— Begin Provided records —

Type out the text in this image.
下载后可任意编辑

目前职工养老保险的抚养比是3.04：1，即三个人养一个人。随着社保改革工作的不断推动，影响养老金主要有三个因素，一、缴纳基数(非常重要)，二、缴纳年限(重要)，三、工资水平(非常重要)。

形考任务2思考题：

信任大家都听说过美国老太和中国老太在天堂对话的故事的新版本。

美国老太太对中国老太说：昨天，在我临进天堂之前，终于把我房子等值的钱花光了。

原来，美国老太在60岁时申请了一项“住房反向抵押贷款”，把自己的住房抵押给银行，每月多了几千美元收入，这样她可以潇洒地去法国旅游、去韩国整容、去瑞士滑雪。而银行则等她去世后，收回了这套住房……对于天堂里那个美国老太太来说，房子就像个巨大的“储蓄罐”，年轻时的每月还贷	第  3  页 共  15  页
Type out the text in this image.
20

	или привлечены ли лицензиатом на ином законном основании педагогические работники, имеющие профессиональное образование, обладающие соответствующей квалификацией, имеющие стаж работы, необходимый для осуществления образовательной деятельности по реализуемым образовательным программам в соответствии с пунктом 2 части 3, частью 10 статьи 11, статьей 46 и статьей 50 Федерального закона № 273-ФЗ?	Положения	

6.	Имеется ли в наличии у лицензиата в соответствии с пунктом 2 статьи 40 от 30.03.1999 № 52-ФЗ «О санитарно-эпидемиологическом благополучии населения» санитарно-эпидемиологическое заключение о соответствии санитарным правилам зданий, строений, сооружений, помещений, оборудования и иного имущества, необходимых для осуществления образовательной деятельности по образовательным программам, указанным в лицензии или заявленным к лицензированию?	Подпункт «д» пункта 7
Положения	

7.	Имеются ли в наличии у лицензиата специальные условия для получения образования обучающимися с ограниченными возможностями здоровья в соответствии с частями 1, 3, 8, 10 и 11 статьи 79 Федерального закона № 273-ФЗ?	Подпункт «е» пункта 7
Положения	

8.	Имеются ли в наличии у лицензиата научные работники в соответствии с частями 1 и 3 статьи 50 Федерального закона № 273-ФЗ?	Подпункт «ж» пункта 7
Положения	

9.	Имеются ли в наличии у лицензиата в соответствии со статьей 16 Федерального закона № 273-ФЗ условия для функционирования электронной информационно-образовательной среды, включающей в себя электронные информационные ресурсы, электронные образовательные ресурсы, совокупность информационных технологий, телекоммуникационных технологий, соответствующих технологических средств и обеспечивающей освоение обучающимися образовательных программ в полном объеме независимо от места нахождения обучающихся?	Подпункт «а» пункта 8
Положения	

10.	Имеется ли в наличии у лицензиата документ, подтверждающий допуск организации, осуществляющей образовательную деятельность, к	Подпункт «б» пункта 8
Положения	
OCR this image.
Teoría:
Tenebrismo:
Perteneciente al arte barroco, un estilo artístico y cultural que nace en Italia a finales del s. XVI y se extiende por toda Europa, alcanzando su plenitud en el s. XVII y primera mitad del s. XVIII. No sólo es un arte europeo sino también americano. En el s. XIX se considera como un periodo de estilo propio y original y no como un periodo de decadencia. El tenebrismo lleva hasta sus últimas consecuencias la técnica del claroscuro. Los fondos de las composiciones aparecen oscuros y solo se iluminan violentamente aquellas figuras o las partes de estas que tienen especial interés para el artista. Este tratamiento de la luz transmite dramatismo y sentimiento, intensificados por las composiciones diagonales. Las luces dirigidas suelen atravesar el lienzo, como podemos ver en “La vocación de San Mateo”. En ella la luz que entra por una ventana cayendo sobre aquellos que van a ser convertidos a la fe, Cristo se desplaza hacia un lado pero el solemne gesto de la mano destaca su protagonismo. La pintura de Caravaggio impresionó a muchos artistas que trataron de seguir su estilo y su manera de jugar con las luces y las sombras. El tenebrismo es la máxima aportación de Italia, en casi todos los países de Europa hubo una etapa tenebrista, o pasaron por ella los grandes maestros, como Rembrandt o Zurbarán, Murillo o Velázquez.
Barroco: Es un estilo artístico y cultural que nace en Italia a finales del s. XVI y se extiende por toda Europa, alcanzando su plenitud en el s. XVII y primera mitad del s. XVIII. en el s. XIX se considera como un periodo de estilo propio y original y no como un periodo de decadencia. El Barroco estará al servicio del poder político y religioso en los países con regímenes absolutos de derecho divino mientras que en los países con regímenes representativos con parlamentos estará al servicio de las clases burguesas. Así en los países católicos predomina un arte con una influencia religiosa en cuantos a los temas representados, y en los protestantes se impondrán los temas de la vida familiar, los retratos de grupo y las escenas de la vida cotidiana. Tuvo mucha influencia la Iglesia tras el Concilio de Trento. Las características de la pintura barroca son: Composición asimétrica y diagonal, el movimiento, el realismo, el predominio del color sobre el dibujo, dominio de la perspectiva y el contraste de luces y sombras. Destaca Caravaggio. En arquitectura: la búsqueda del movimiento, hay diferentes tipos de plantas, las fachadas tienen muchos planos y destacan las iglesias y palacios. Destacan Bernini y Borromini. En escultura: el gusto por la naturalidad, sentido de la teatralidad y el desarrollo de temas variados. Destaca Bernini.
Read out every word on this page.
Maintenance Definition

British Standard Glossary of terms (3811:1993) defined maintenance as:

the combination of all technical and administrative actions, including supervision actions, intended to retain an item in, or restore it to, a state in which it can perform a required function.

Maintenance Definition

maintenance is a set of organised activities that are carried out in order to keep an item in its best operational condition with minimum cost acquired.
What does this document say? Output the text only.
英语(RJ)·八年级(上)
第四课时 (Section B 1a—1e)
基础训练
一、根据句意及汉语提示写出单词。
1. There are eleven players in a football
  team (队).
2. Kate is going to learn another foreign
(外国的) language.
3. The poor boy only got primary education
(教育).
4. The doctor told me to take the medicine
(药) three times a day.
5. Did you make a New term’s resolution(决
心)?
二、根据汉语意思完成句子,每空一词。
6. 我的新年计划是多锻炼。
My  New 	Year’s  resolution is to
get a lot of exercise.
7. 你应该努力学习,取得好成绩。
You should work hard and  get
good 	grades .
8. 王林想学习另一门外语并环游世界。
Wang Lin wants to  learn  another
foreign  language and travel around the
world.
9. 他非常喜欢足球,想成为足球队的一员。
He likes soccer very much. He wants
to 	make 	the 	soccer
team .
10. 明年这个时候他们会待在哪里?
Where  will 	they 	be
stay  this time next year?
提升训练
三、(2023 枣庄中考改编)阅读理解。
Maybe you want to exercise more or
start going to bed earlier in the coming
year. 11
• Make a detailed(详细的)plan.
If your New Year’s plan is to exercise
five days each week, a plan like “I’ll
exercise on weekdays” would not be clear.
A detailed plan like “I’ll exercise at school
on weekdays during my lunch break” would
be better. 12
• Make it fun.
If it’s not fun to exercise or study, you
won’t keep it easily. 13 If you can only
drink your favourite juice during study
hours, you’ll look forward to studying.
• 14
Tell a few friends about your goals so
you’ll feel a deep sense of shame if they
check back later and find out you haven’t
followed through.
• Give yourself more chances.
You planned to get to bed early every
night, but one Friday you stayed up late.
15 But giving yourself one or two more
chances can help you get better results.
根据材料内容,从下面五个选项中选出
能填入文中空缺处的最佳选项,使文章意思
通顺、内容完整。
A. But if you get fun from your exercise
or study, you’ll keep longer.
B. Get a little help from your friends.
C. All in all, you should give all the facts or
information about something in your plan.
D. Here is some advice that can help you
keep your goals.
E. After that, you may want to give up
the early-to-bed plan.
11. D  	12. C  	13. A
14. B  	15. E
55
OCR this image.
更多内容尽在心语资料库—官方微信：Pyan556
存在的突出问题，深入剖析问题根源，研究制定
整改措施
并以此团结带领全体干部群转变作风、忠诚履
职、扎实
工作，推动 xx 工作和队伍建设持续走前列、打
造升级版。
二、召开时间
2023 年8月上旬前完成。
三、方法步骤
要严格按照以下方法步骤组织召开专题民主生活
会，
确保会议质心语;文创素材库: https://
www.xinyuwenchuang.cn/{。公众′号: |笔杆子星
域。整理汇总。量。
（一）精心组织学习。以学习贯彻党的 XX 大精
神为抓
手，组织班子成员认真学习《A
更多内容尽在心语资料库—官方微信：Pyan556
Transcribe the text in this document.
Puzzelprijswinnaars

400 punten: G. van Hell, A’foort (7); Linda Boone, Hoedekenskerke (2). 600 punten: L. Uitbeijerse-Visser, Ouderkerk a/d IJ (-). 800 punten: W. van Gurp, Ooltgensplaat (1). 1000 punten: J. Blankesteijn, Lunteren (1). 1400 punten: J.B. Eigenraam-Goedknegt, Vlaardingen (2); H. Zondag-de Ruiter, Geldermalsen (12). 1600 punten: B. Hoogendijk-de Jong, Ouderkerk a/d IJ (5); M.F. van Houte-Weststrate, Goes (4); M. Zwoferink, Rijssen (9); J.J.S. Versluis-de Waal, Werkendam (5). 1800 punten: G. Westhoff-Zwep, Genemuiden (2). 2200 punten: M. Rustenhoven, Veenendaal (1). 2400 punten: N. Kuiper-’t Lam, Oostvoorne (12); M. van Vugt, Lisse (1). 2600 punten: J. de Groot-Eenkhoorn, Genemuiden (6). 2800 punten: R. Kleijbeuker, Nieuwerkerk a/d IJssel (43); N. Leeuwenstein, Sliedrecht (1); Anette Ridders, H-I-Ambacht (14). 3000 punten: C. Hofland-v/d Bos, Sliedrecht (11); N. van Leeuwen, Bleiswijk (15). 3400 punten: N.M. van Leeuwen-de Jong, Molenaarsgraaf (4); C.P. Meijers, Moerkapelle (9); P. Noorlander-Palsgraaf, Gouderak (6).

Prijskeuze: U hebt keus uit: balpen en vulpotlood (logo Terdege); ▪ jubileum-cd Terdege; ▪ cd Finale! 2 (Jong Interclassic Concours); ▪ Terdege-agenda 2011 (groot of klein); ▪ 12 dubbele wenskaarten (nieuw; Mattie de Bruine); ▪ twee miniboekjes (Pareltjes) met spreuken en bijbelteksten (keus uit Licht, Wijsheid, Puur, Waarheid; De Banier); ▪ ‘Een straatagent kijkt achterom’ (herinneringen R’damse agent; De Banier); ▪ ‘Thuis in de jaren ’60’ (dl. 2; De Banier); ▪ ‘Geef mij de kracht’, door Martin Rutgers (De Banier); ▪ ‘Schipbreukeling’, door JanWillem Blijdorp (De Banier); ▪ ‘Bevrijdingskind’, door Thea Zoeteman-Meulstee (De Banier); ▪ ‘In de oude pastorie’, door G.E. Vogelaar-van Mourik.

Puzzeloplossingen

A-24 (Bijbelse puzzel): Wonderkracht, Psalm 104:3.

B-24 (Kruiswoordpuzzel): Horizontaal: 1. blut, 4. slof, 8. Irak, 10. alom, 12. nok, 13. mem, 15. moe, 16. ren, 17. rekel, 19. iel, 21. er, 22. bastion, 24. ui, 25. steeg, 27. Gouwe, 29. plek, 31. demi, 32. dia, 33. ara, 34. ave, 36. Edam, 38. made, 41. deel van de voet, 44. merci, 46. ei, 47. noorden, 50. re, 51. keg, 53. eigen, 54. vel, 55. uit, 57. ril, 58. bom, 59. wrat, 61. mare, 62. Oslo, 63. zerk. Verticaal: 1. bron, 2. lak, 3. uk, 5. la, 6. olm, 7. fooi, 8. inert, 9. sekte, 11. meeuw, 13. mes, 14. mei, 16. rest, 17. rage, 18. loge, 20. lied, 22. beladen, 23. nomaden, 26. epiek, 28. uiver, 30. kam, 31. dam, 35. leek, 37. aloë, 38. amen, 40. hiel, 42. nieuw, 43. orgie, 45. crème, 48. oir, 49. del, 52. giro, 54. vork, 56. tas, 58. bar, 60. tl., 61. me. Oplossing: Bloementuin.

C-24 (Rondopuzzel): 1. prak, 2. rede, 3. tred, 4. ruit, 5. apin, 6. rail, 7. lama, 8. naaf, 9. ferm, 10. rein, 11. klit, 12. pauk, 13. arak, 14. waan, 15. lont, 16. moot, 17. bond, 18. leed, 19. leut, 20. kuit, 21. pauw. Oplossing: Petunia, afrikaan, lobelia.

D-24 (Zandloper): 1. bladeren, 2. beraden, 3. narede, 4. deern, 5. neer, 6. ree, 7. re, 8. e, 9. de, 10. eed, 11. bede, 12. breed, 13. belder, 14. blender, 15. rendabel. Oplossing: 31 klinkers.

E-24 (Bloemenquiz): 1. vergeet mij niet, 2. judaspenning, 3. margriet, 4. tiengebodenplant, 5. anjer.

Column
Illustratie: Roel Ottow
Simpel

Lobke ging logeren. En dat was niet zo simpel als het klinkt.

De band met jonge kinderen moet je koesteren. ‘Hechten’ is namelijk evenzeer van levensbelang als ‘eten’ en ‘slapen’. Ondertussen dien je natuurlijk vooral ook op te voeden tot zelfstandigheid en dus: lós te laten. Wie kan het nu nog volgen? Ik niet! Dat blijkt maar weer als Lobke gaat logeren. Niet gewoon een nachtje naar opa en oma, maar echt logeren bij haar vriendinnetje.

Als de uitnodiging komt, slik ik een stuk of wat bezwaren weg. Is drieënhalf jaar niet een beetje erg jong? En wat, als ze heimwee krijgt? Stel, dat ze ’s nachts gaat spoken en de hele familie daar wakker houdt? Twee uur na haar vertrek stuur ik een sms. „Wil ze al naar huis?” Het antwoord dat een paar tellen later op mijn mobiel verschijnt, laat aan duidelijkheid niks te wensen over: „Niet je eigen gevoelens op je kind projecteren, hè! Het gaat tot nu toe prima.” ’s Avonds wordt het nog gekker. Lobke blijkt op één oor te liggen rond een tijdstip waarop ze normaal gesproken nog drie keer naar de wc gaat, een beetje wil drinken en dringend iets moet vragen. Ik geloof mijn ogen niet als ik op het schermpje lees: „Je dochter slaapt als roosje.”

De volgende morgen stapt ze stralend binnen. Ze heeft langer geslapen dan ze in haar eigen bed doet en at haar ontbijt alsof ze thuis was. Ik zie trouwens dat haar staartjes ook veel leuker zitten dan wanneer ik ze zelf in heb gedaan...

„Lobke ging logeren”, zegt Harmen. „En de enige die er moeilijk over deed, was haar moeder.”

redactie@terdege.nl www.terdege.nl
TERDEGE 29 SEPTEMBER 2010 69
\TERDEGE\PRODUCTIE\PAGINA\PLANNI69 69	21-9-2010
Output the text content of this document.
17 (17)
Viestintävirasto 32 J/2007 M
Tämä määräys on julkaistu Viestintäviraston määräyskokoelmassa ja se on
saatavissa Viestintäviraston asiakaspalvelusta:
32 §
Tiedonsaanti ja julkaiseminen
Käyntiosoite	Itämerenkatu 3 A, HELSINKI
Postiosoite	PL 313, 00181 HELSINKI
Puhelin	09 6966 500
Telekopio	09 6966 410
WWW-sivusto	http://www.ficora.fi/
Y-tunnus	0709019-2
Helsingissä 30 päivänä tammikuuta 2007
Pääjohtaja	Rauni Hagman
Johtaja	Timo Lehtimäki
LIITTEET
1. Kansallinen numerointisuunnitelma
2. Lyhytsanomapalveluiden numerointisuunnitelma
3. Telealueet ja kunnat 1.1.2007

— End Provided records —

Which lines in the data above contain "early"? Show each one.

## Complete output
You planned to get to bed early every
the early-to-bed plan.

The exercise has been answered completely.